EXERCISE TASK:
Skip the images and return the records below exactly.

BEGIN ROWS

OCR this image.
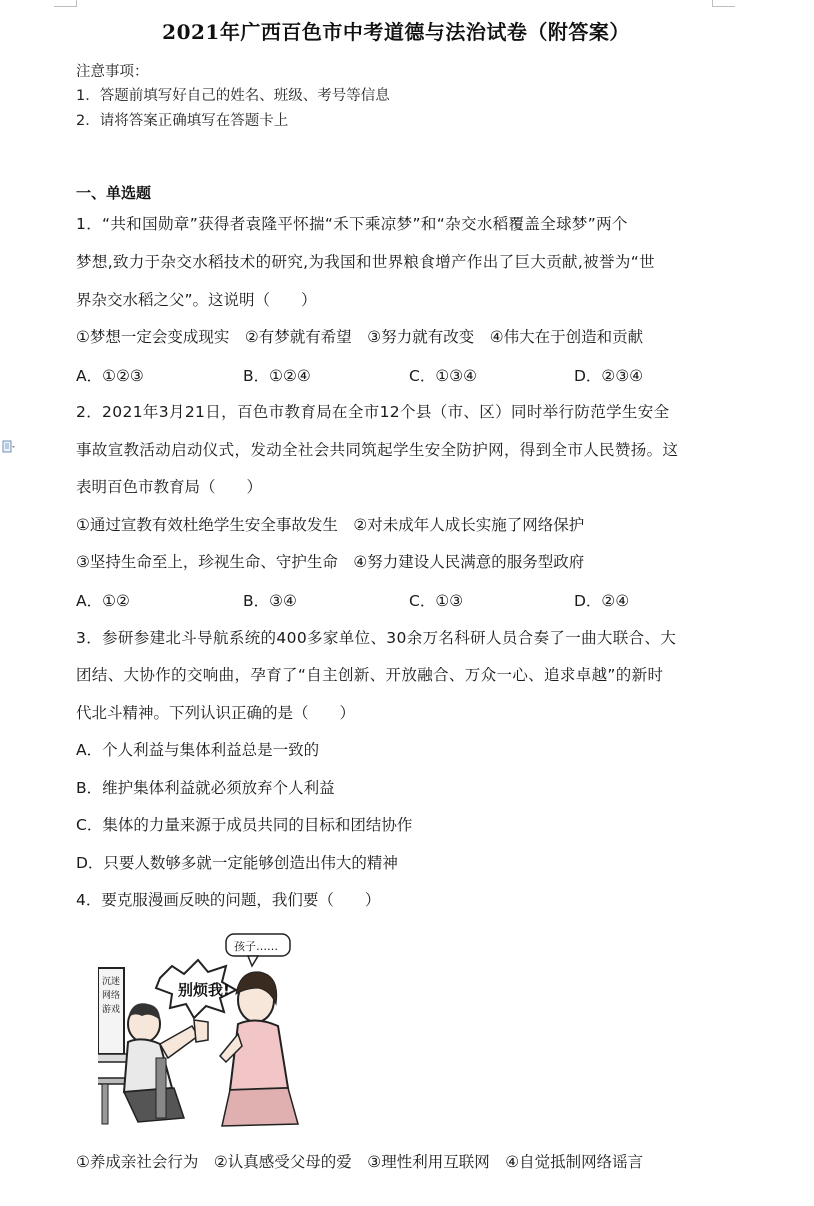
2021年广西百色市中考道德与法治试卷（附答案）
注意事项：
1．答题前填写好自己的姓名、班级、考号等信息
2．请将答案正确填写在答题卡上
一、单选题
1．“共和国勋章”获得者袁隆平怀揣“禾下乘凉梦”和“杂交水稻覆盖全球梦”两个
梦想,致力于杂交水稻技术的研究,为我国和世界粮食增产作出了巨大贡献,被誉为“世
界杂交水稻之父”。这说明（　　）
①梦想一定会变成现实　②有梦就有希望　③努力就有改变　④伟大在于创造和贡献
A．①②③	B．①②④	C．①③④	D．②③④
2．2021年3月21日，百色市教育局在全市12个县（市、区）同时举行防范学生安全
事故宣教活动启动仪式，发动全社会共同筑起学生安全防护网，得到全市人民赞扬。这
表明百色市教育局（　　）
①通过宣教有效杜绝学生安全事故发生　②对未成年人成长实施了网络保护
③坚持生命至上，珍视生命、守护生命　④努力建设人民满意的服务型政府
A．①②	B．③④	C．①③	D．②④
3．参研参建北斗导航系统的400多家单位、30余万名科研人员合奏了一曲大联合、大
团结、大协作的交响曲，孕育了“自主创新、开放融合、万众一心、追求卓越”的新时
代北斗精神。下列认识正确的是（　　）
A．个人利益与集体利益总是一致的
B．维护集体利益就必须放弃个人利益
C．集体的力量来源于成员共同的目标和团结协作
D．只要人数够多就一定能够创造出伟大的精神
4．要克服漫画反映的问题，我们要（　　）
沉迷
网络
游戏
别烦我!
孩子……
①养成亲社会行为　②认真感受父母的爱　③理性利用互联网　④自觉抵制网络谣言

END ROWS

RIGHT ANSWER:
OCR this image.
2021年广西百色市中考道德与法治试卷（附答案）
注意事项：
1．答题前填写好自己的姓名、班级、考号等信息
2．请将答案正确填写在答题卡上
一、单选题
1．“共和国勋章”获得者袁隆平怀揣“禾下乘凉梦”和“杂交水稻覆盖全球梦”两个
梦想,致力于杂交水稻技术的研究,为我国和世界粮食增产作出了巨大贡献,被誉为“世
界杂交水稻之父”。这说明（　　）
①梦想一定会变成现实　②有梦就有希望　③努力就有改变　④伟大在于创造和贡献
A．①②③	B．①②④	C．①③④	D．②③④
2．2021年3月21日，百色市教育局在全市12个县（市、区）同时举行防范学生安全
事故宣教活动启动仪式，发动全社会共同筑起学生安全防护网，得到全市人民赞扬。这
表明百色市教育局（　　）
①通过宣教有效杜绝学生安全事故发生　②对未成年人成长实施了网络保护
③坚持生命至上，珍视生命、守护生命　④努力建设人民满意的服务型政府
A．①②	B．③④	C．①③	D．②④
3．参研参建北斗导航系统的400多家单位、30余万名科研人员合奏了一曲大联合、大
团结、大协作的交响曲，孕育了“自主创新、开放融合、万众一心、追求卓越”的新时
代北斗精神。下列认识正确的是（　　）
A．个人利益与集体利益总是一致的
B．维护集体利益就必须放弃个人利益
C．集体的力量来源于成员共同的目标和团结协作
D．只要人数够多就一定能够创造出伟大的精神
4．要克服漫画反映的问题，我们要（　　）
沉迷
网络
游戏
别烦我!
孩子……
①养成亲社会行为　②认真感受父母的爱　③理性利用互联网　④自觉抵制网络谣言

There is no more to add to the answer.